**Stored data:**
▬▬▬▬▬▬

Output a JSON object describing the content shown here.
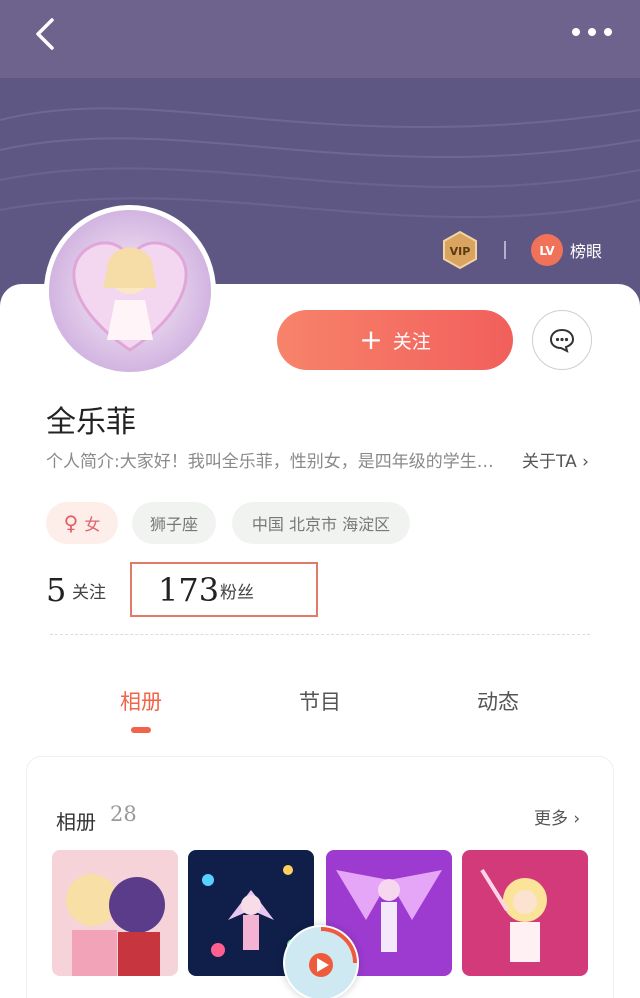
{
  "header": {
    "rank_label": "榜眼",
    "vip_text": "VIP",
    "lv_text": "LV"
  },
  "profile": {
    "name": "全乐菲",
    "bio": "个人简介:大家好！我叫全乐菲，性别女，是四年级的学生…",
    "about_label": "关于TA",
    "gender": "女",
    "zodiac": "狮子座",
    "location": "中国 北京市 海淀区"
  },
  "actions": {
    "follow_label": "关注"
  },
  "stats": {
    "following_count": "5",
    "following_label": "关注",
    "fans_count": "173",
    "fans_label": "粉丝"
  },
  "tabs": [
    {
      "label": "相册",
      "active": true
    },
    {
      "label": "节目",
      "active": false
    },
    {
      "label": "动态",
      "active": false
    }
  ],
  "album": {
    "title": "相册",
    "count": "28",
    "more_label": "更多"
  },
  "colors": {
    "accent": "#f0654a",
    "header": "#5f5783"
  }
}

▬▬▬▬▬▬

**Task prompt:**
Restate the full listing verbatim and drop every picture.

**Result:**
Output a JSON object describing the content shown here.
{
  "header": {
    "rank_label": "榜眼",
    "vip_text": "VIP",
    "lv_text": "LV"
  },
  "profile": {
    "name": "全乐菲",
    "bio": "个人简介:大家好！我叫全乐菲，性别女，是四年级的学生…",
    "about_label": "关于TA",
    "gender": "女",
    "zodiac": "狮子座",
    "location": "中国 北京市 海淀区"
  },
  "actions": {
    "follow_label": "关注"
  },
  "stats": {
    "following_count": "5",
    "following_label": "关注",
    "fans_count": "173",
    "fans_label": "粉丝"
  },
  "tabs": [
    {
      "label": "相册",
      "active": true
    },
    {
      "label": "节目",
      "active": false
    },
    {
      "label": "动态",
      "active": false
    }
  ],
  "album": {
    "title": "相册",
    "count": "28",
    "more_label": "更多"
  },
  "colors": {
    "accent": "#f0654a",
    "header": "#5f5783"
  }
}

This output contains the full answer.